> JOB
Copy out the lines verbatim, beginning with the line that contains "Patent image size: (1271, 841)." and ending with the line that contains "The release member 80 is at (793, 488).".

--- START SUPPLIED MATERIAL ---

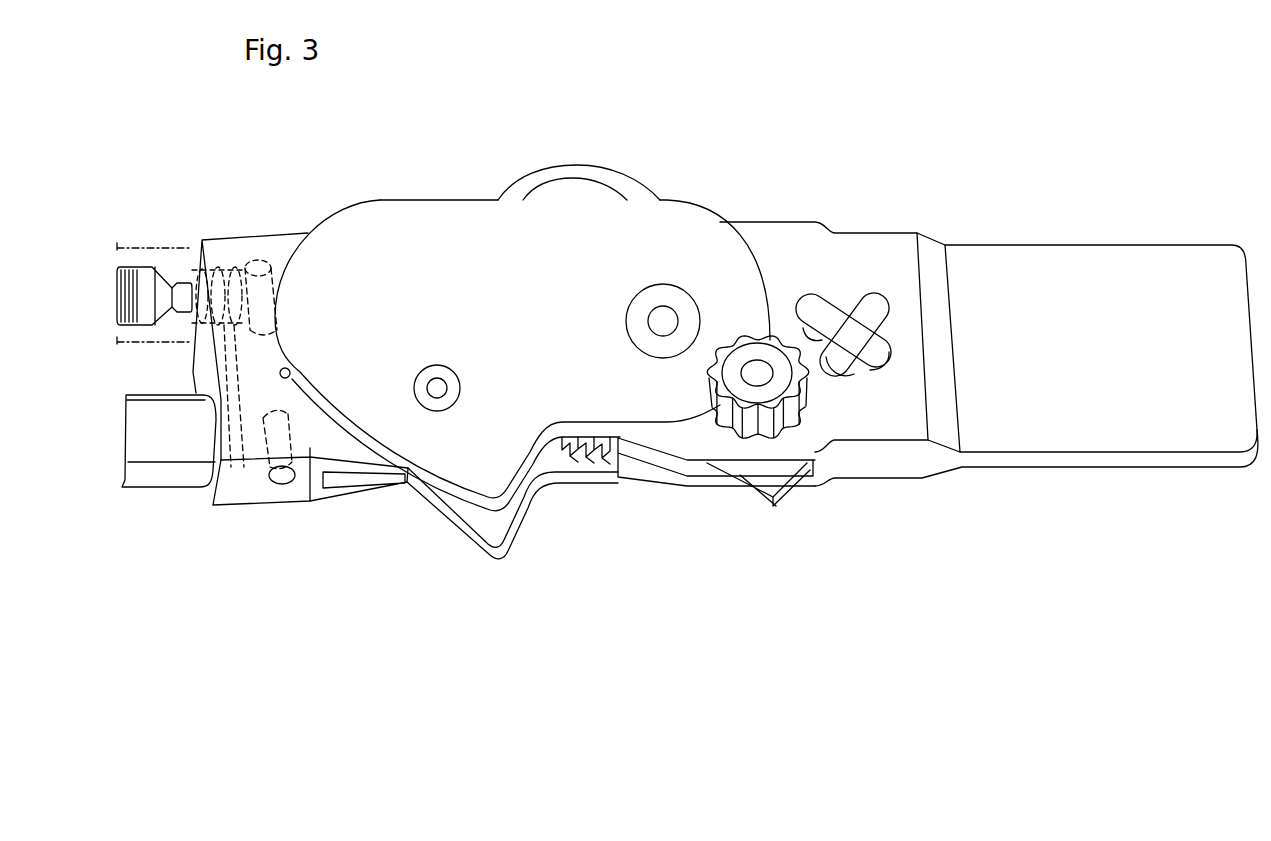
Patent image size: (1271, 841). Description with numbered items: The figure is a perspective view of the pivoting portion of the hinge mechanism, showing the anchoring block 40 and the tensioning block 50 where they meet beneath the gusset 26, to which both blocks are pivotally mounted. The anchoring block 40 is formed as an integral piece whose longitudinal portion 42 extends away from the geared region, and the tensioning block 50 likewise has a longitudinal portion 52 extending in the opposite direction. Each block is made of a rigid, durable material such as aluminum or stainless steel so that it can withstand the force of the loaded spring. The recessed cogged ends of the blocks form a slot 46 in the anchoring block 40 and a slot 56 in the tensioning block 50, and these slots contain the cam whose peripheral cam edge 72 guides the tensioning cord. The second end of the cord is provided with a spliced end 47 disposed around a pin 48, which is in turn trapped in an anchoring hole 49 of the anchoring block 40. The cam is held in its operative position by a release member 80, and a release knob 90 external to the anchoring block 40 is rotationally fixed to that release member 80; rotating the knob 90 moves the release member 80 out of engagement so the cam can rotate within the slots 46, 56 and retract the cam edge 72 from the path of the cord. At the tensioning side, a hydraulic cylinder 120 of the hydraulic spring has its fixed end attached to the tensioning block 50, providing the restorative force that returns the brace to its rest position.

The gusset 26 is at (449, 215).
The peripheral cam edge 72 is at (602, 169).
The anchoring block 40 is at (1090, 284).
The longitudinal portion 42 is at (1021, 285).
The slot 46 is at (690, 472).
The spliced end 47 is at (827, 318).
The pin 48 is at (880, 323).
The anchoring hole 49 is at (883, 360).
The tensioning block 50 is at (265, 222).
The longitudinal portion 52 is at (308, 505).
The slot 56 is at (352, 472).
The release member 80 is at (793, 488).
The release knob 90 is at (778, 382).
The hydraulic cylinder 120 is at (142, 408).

--- END SUPPLIED MATERIAL ---
--- START SUPPLIED MATERIAL ---

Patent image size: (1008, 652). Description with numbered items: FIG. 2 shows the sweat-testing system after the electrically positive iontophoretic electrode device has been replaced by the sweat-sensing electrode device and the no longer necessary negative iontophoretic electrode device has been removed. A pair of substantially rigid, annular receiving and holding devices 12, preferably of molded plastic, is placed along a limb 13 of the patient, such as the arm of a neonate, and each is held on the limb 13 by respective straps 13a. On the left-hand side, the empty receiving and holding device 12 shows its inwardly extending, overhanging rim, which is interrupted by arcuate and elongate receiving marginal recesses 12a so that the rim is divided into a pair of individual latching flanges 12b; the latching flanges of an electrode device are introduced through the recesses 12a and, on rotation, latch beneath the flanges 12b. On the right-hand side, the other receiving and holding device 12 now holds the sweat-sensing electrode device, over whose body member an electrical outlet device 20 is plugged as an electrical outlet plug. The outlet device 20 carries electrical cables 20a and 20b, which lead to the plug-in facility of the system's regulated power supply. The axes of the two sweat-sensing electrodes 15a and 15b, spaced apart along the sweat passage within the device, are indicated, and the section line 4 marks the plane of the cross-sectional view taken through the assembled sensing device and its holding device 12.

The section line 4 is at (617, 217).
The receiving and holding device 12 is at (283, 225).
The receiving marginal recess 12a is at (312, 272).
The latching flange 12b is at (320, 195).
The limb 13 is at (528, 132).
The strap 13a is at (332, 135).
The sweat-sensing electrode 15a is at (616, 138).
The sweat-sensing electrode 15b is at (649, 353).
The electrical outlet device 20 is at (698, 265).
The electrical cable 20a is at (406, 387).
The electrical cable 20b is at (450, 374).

--- END SUPPLIED MATERIAL ---

> THE RESULT
Patent image size: (1271, 841). Description with numbered items: The figure is a perspective view of the pivoting portion of the hinge mechanism, showing the anchoring block 40 and the tensioning block 50 where they meet beneath the gusset 26, to which both blocks are pivotally mounted. The anchoring block 40 is formed as an integral piece whose longitudinal portion 42 extends away from the geared region, and the tensioning block 50 likewise has a longitudinal portion 52 extending in the opposite direction. Each block is made of a rigid, durable material such as aluminum or stainless steel so that it can withstand the force of the loaded spring. The recessed cogged ends of the blocks form a slot 46 in the anchoring block 40 and a slot 56 in the tensioning block 50, and these slots contain the cam whose peripheral cam edge 72 guides the tensioning cord. The second end of the cord is provided with a spliced end 47 disposed around a pin 48, which is in turn trapped in an anchoring hole 49 of the anchoring block 40. The cam is held in its operative position by a release member 80, and a release knob 90 external to the anchoring block 40 is rotationally fixed to that release member 80; rotating the knob 90 moves the release member 80 out of engagement so the cam can rotate within the slots 46, 56 and retract the cam edge 72 from the path of the cord. At the tensioning side, a hydraulic cylinder 120 of the hydraulic spring has its fixed end attached to the tensioning block 50, providing the restorative force that returns the brace to its rest position.

The gusset 26 is at (449, 215).
The peripheral cam edge 72 is at (602, 169).
The anchoring block 40 is at (1090, 284).
The longitudinal portion 42 is at (1021, 285).
The slot 46 is at (690, 472).
The spliced end 47 is at (827, 318).
The pin 48 is at (880, 323).
The anchoring hole 49 is at (883, 360).
The tensioning block 50 is at (265, 222).
The longitudinal portion 52 is at (308, 505).
The slot 56 is at (352, 472).
The release member 80 is at (793, 488).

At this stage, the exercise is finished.